Excerpt:
Primarily the latter. I understand what a short is, why people shorting can lose money, but that's about it.
I also want to know more about investing in general, but it can wait, especially if this comunity sticks around after the dust settles
Okay, so what we are doing right now is called a "short squeeze." But to understand the squeeze, you need to understand the short option first.
There are more options for trading on the stock market than just buying & selling. One of these options is called a short. A short is when you sell a stock, and enter into a contract to buy the stock back at a given date. This option is a good idea when you expect the value of a stock to go down.
Here's an example:
Let's say I enter into a short option on Blackberry today. I sell the stock at the market price of $25. I also enter into a contract to buy that stock back at the market price when the contract expires.
Let's say that market price is at $20 when the contract expires. I have to buy back that stock for $20. I sold for $25 and bought it back for $20. That made me $5 in profit. That profit was made because the value of the stock went down.
And if that stock goes up in price, I would lose money. If Blackberry was worth $30 when the contract expires, I would lose $5.
The interesting thing about shorts is that there's no limit on the money one can lose on the option. If I just buy a stock, and the stock goes to $0, I only lose the money I spent on the stock. However, if enter into a short option at $25, and the stock goes up to $100,000 by the time the contract expires, I'm on the hook for the $100,000. That's where the short squeeze comes in.
I'll explain the specifics of the GameStop short squeeze in a bit, I gotta go do dishes. Also, it seems comrades have dropped links with explanations. But feel free to ask me any questions while I'm gone!
in the case of gme, they haven't bought the stocks they need to buy yet, right ? And this is what is going to happen friday, which is going to drive the stock even further, is that corrrect?
e: very good explanation btw, i think it's perfectly clear for me now
I'm glad the explanation helped.

Data supplied:
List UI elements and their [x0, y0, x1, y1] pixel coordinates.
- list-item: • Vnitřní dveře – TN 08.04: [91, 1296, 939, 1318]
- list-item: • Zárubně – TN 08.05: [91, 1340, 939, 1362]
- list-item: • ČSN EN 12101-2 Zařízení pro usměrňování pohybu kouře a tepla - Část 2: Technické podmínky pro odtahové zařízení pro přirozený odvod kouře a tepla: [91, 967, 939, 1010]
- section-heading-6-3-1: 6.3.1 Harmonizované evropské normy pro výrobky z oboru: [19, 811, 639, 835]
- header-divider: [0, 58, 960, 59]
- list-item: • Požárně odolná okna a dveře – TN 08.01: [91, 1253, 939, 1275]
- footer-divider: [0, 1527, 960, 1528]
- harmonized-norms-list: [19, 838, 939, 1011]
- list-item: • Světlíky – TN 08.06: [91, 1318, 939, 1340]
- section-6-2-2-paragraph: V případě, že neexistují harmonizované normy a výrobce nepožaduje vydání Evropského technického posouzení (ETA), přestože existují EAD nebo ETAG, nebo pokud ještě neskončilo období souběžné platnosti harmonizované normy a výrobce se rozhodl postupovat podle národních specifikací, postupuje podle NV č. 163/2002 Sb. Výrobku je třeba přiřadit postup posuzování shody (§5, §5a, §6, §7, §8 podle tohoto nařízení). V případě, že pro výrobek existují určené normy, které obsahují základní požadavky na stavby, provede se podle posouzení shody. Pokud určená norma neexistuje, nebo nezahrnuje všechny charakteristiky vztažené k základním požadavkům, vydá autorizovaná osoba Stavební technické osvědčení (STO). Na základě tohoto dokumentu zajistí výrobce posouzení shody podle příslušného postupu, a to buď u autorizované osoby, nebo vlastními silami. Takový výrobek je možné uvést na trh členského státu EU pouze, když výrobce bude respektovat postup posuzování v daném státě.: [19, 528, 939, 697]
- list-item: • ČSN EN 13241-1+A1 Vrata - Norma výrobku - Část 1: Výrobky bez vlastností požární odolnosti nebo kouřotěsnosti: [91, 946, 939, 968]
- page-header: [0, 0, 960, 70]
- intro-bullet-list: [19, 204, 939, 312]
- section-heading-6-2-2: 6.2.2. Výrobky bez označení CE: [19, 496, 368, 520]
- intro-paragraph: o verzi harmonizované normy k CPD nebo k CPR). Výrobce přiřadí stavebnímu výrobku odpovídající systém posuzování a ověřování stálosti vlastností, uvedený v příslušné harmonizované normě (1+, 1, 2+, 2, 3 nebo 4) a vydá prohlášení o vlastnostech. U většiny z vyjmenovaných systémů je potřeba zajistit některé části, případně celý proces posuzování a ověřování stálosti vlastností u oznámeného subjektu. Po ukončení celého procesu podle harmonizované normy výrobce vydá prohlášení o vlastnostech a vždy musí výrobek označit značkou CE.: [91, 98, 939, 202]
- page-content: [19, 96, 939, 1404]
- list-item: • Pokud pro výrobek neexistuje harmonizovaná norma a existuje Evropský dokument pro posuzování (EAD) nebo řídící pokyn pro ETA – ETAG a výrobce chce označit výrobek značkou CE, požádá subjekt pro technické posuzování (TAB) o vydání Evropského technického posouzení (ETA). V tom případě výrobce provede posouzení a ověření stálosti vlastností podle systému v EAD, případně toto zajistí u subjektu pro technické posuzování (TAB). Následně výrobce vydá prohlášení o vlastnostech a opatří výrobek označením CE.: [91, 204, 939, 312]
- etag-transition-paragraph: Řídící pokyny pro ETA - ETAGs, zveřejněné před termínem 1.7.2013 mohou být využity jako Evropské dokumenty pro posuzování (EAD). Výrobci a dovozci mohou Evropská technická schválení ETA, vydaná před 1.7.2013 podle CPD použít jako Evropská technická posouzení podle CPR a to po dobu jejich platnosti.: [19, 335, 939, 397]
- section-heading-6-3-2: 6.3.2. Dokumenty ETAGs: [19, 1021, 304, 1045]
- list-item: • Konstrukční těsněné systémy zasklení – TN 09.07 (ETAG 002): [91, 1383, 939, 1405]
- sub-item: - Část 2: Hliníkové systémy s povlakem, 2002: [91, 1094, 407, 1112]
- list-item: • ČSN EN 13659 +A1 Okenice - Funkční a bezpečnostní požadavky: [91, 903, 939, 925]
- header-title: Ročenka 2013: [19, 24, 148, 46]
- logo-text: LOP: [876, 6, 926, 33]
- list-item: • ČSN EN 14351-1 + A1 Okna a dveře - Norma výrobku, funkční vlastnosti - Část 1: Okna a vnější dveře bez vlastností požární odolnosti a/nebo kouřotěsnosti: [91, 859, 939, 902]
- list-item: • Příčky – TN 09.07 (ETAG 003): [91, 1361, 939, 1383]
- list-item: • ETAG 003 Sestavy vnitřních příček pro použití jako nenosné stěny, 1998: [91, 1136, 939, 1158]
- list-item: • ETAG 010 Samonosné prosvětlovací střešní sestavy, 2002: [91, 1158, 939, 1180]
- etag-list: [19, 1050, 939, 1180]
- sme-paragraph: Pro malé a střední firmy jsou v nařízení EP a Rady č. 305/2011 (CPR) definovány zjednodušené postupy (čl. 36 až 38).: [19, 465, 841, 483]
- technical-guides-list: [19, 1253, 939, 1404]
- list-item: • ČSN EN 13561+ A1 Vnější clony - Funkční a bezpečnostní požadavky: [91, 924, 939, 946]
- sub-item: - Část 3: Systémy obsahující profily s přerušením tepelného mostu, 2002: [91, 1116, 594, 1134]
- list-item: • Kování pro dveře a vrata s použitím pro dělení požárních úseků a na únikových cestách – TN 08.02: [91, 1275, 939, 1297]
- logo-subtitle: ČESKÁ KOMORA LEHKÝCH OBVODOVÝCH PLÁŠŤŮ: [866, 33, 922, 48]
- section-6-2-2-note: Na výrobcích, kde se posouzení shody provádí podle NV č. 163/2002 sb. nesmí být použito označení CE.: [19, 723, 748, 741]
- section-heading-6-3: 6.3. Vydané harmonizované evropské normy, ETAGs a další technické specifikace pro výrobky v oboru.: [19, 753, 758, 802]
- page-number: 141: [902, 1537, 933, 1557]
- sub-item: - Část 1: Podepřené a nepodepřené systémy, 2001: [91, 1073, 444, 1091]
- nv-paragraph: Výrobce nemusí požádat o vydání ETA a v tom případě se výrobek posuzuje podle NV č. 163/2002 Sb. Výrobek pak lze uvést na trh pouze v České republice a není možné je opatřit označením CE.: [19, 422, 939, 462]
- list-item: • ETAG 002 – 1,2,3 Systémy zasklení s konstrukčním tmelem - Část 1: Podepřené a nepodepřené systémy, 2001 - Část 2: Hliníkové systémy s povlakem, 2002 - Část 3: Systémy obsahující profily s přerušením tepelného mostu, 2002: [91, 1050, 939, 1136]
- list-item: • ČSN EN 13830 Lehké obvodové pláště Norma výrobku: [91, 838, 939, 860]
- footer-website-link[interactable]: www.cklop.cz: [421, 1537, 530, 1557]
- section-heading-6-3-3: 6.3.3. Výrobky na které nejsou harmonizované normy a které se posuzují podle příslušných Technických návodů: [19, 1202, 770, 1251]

Work instruction 1:
In the discussion of short selling, what profit does the writer make in the Blackberry example when the stock's market price is $20 at the contract's expiration?
Work instruction 2:
Write the next part of the discussion of short selling, starting after its last sentence.

Task answer 1:
$5.

Task answer 2:
The GameStop situation is nuts. There are 1.4x more short options on GameStop than there are stocks. Conventional wisdom means these short sellers have to buy up every stock on the market, and then some. I literally have no idea how that happened, or how that will be resolved.
But that means there will be a huge demand for GameStop stocks when those contracts expire, and that's why we are driving up the price.
But the bourgeoisie are playing rough. I have no idea what they are capable of doing. So, if you choose to invest, only invest what you are willing to lose. This is a gamble.
simple version
https://www.reddit.com/r/wallstreetbets/comments/l54jy8/short_squeeze_explained_for_dummies_us/
normal version
https://www.investopedia.com/terms/s/shortinterest.asp#:~:text=Stocks%20with%20an%20extreme%20level%20of%20short%20interest%2C,Stock%20exchanges%20measure%20and%20report%20on%20short%20interest
First link is removed for me -
https://www.removeddit.com/r/wallstreetbets/comments/l54jy8
If you insist on starting, start by considering it gambling and any money you put into it as gone. No matter what happens to that number, it's not real money if it isn't in your bank account, so don't get attached.
After you're in the right mindset, I use TD Ameritrade and found their videos pretty educational from the POV of an absolute beginner. Their app is pretty good too, though I honestly haven't shopped around (my mom set me up with an account with them when I was a teenager so I just kind of defaulted to using them).
This is the correct attitude. May be worth trolling through whatever resources are sidebar’d on WSB.